What to produce: Say how many lines contain the string "name". Give no other output.

Rows:
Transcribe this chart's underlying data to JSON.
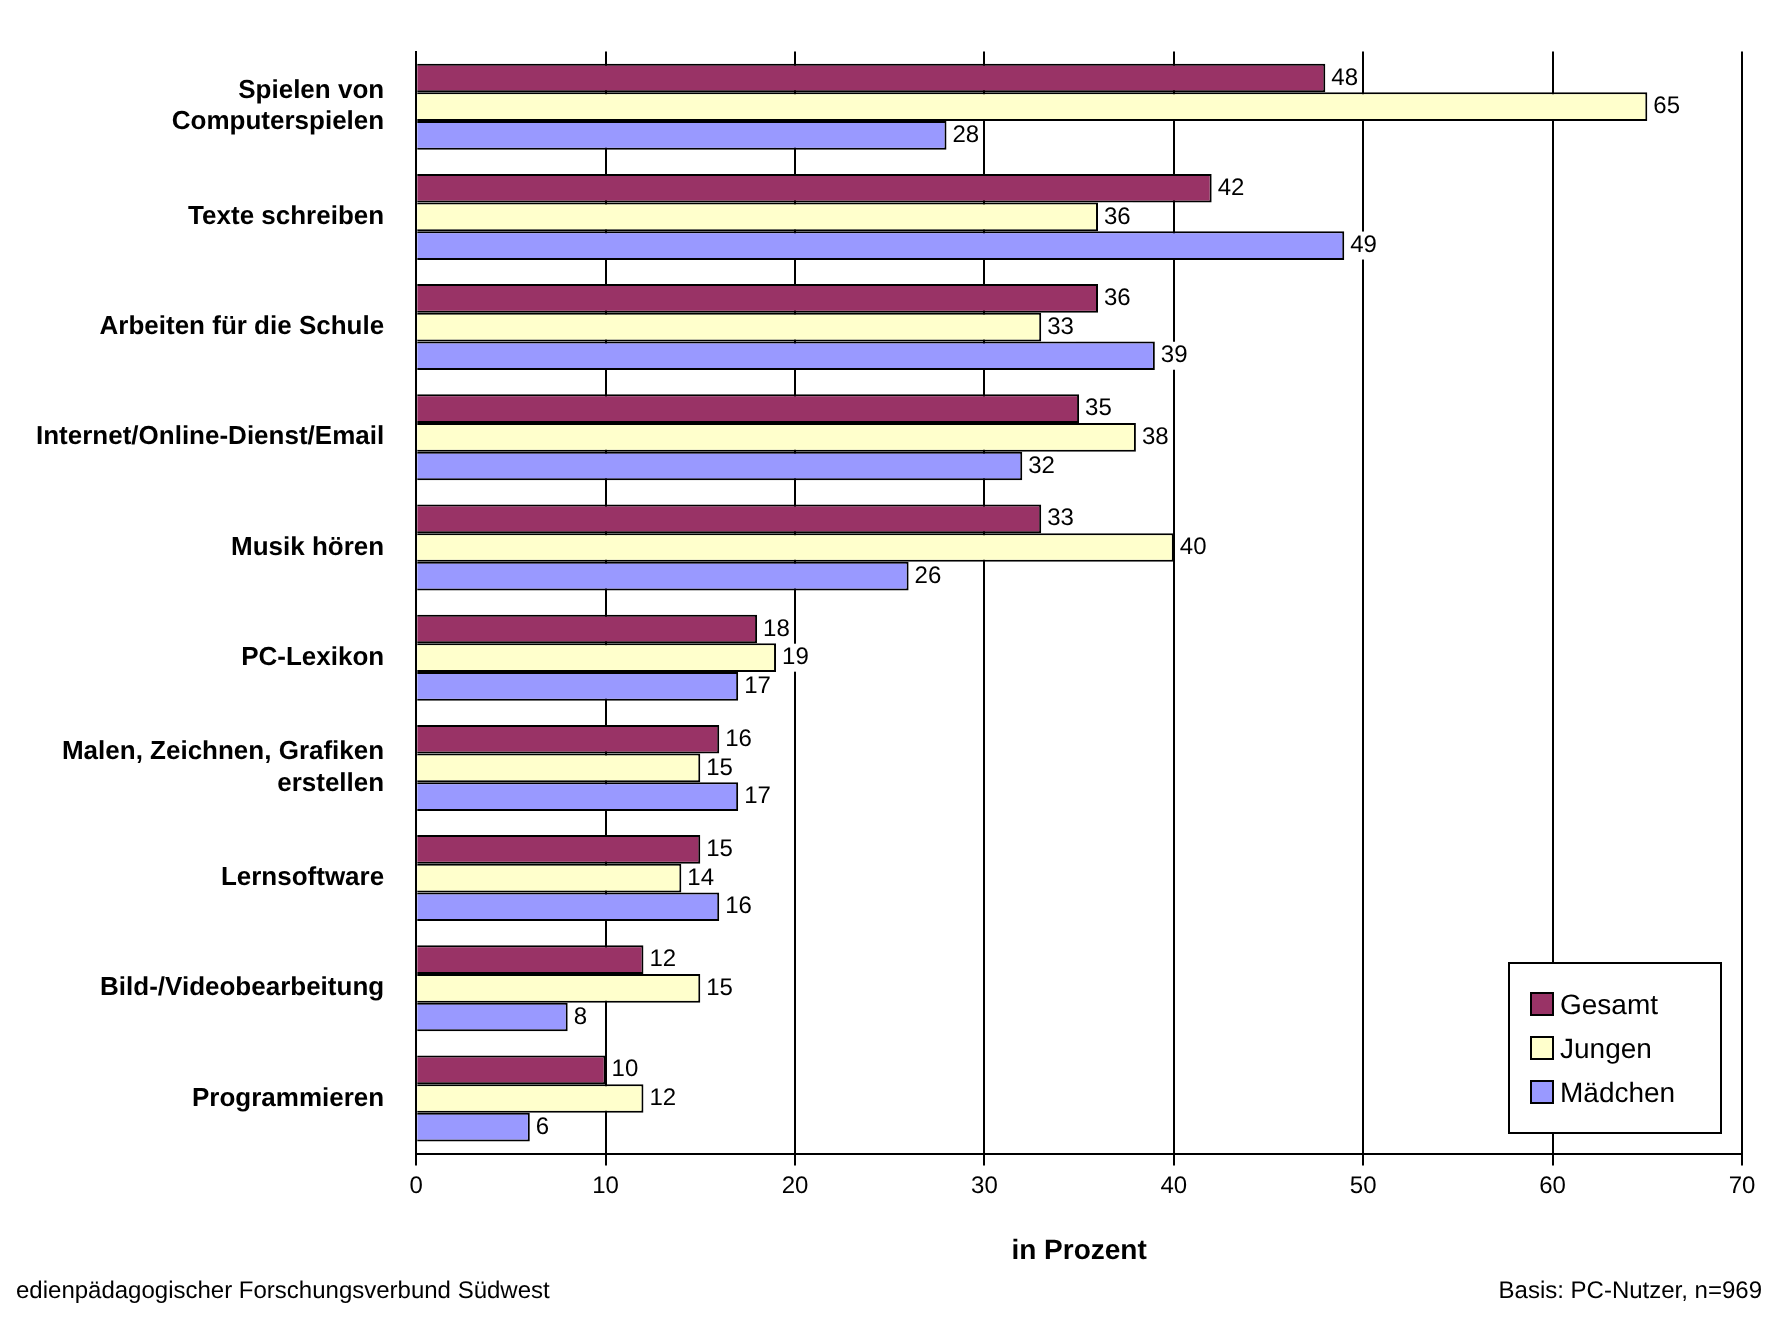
{
  "chart_data": {
    "type": "bar",
    "orientation": "horizontal",
    "xlabel": "in Prozent",
    "categories": [
      "Spielen von Computerspielen",
      "Texte schreiben",
      "Arbeiten für die Schule",
      "Internet/Online-Dienst/Email",
      "Musik hören",
      "PC-Lexikon",
      "Malen, Zeichnen, Grafiken erstellen",
      "Lernsoftware",
      "Bild-/Videobearbeitung",
      "Programmieren"
    ],
    "series": [
      {
        "name": "Gesamt",
        "color": "#993366",
        "values": [
          48,
          42,
          36,
          35,
          33,
          18,
          16,
          15,
          12,
          10
        ]
      },
      {
        "name": "Jungen",
        "color": "#ffffcc",
        "values": [
          65,
          36,
          33,
          38,
          40,
          19,
          15,
          14,
          15,
          12
        ]
      },
      {
        "name": "Mädchen",
        "color": "#9999ff",
        "values": [
          28,
          49,
          39,
          32,
          26,
          17,
          17,
          16,
          8,
          6
        ]
      }
    ],
    "xlim": [
      0,
      70
    ],
    "xticks": [
      0,
      10,
      20,
      30,
      40,
      50,
      60,
      70
    ],
    "grid": "x",
    "legend": "bottom right",
    "data_labels": true,
    "annotations": [
      "edienpädagogischer Forschungsverbund Südwest",
      "Basis: PC-Nutzer, n=969"
    ]
  }
}
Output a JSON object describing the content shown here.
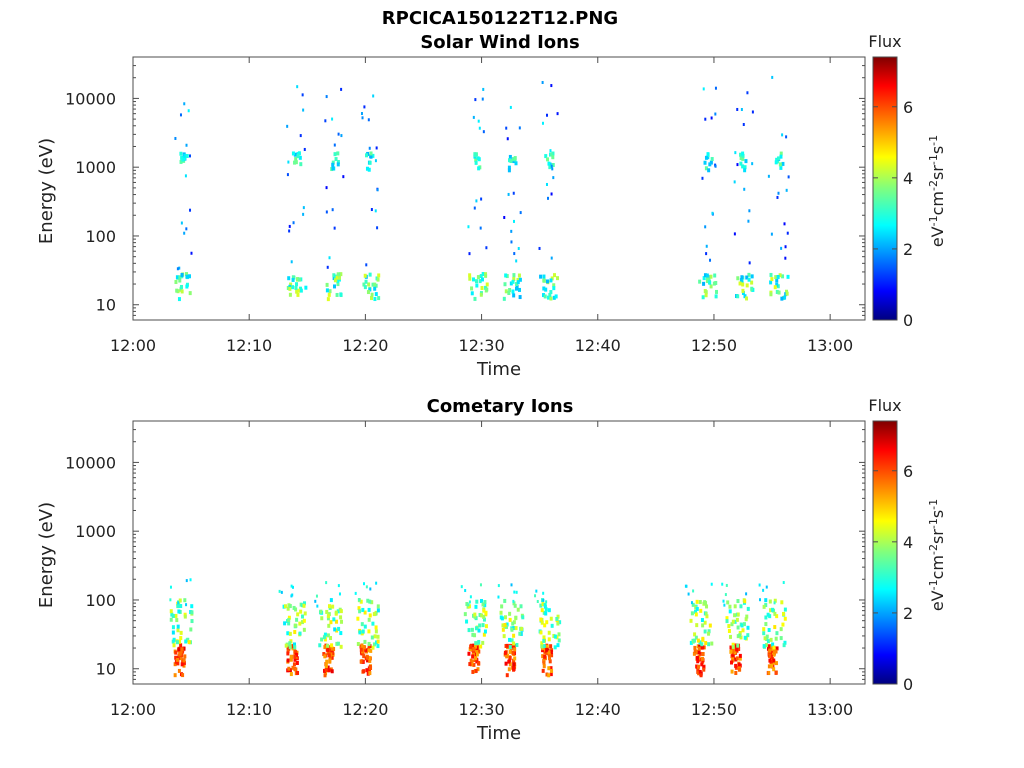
{
  "figure_title": "RPCICA150122T12.PNG",
  "chart_data": [
    {
      "type": "heatmap",
      "title": "Solar Wind Ions",
      "xlabel": "Time",
      "ylabel": "Energy (eV)",
      "x_tick_labels": [
        "12:00",
        "12:10",
        "12:20",
        "12:30",
        "12:40",
        "12:50",
        "13:00"
      ],
      "xlim_minutes": [
        0,
        63
      ],
      "y_scale": "log",
      "y_tick_values": [
        10,
        100,
        1000,
        10000
      ],
      "y_tick_labels": [
        "10",
        "100",
        "1000",
        "10000"
      ],
      "ylim": [
        6,
        40000
      ],
      "colorbar": {
        "label_top": "Flux",
        "units": "eV-1cm-2sr-1s-1",
        "range": [
          0,
          7.4
        ],
        "ticks": [
          0,
          2,
          4,
          6
        ],
        "colormap": "jet"
      },
      "bursts_minutes": [
        4.2,
        14,
        17.3,
        20.3,
        29.6,
        32.6,
        35.7,
        49.4,
        52.5,
        55.5
      ],
      "dominant_flux_low_energy": 3.0,
      "dominant_flux_peak_1000eV": 3.0
    },
    {
      "type": "heatmap",
      "title": "Cometary Ions",
      "xlabel": "Time",
      "ylabel": "Energy (eV)",
      "x_tick_labels": [
        "12:00",
        "12:10",
        "12:20",
        "12:30",
        "12:40",
        "12:50",
        "13:00"
      ],
      "xlim_minutes": [
        0,
        63
      ],
      "y_scale": "log",
      "y_tick_values": [
        10,
        100,
        1000,
        10000
      ],
      "y_tick_labels": [
        "10",
        "100",
        "1000",
        "10000"
      ],
      "ylim": [
        6,
        40000
      ],
      "colorbar": {
        "label_top": "Flux",
        "units": "eV-1cm-2sr-1s-1",
        "range": [
          0,
          7.4
        ],
        "ticks": [
          0,
          2,
          4,
          6
        ],
        "colormap": "jet"
      },
      "bursts_minutes": [
        4.0,
        13.7,
        16.8,
        20.0,
        29.3,
        32.4,
        35.6,
        48.7,
        51.8,
        55.0
      ],
      "peak_flux_10_20eV": 6.3
    }
  ]
}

Answer to this exercise: 3